From the records, pick out and copy each line containing "color".

--- Supplied information ---

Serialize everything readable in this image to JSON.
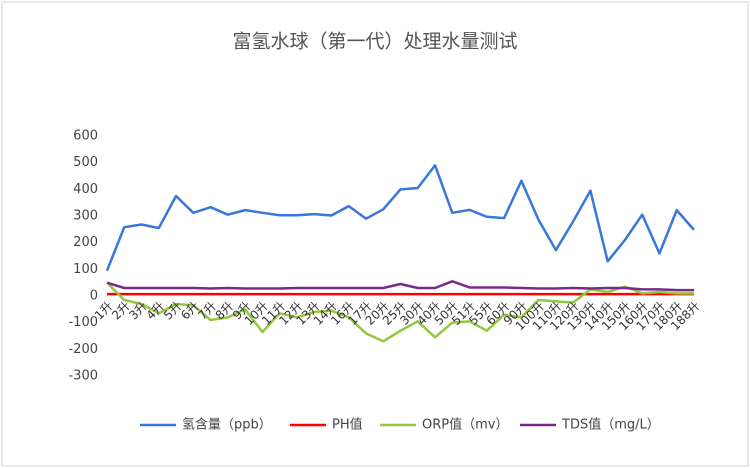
{
  "chart_data": {
    "type": "line",
    "title": "富氢水球（第一代）处理水量测试",
    "categories": [
      "1升",
      "2升",
      "3升",
      "4升",
      "5升",
      "6升",
      "7升",
      "8升",
      "9升",
      "10升",
      "11升",
      "12升",
      "13升",
      "14升",
      "16升",
      "17升",
      "20升",
      "25升",
      "30升",
      "40升",
      "50升",
      "51升",
      "55升",
      "60升",
      "90升",
      "100升",
      "110升",
      "120升",
      "130升",
      "140升",
      "150升",
      "160升",
      "170升",
      "180升",
      "188升"
    ],
    "series": [
      {
        "name": "氢含量（ppb）",
        "color": "#3a76db",
        "values": [
          95,
          258,
          268,
          255,
          375,
          312,
          333,
          305,
          322,
          312,
          303,
          303,
          307,
          302,
          337,
          290,
          325,
          400,
          405,
          490,
          312,
          323,
          297,
          292,
          432,
          285,
          172,
          280,
          395,
          130,
          210,
          305,
          160,
          322,
          248
        ]
      },
      {
        "name": "PH值",
        "color": "#ff0000",
        "values": [
          7,
          7,
          7,
          7,
          7,
          7,
          7,
          7,
          7,
          7,
          7,
          7,
          7,
          7,
          7,
          7,
          7,
          7,
          7,
          7,
          7,
          7,
          7,
          7,
          7,
          7,
          7,
          7,
          7,
          7,
          7,
          7,
          7,
          7,
          7
        ]
      },
      {
        "name": "ORP值（mv）",
        "color": "#92c83e",
        "values": [
          50,
          -15,
          -30,
          -65,
          -30,
          -35,
          -90,
          -80,
          -50,
          -135,
          -65,
          -80,
          -60,
          -55,
          -80,
          -140,
          -170,
          -130,
          -95,
          -155,
          -100,
          -95,
          -130,
          -70,
          -80,
          -15,
          -20,
          -25,
          25,
          15,
          35,
          10,
          15,
          10,
          10
        ]
      },
      {
        "name": "TDS值（mg/L）",
        "color": "#7a2a8c",
        "values": [
          50,
          30,
          30,
          30,
          30,
          30,
          28,
          30,
          28,
          28,
          28,
          30,
          30,
          30,
          30,
          30,
          30,
          45,
          30,
          30,
          55,
          32,
          32,
          32,
          30,
          28,
          28,
          30,
          28,
          30,
          30,
          25,
          25,
          22,
          22
        ]
      }
    ],
    "ylim": [
      -300,
      600
    ],
    "yticks": [
      -300,
      -200,
      -100,
      0,
      100,
      200,
      300,
      400,
      500,
      600
    ],
    "grid": false,
    "legend": "bottom"
  }
}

---

Reply:
        "color": "#3a76db",
        "color": "#ff0000",
        "color": "#92c83e",
        "color": "#7a2a8c",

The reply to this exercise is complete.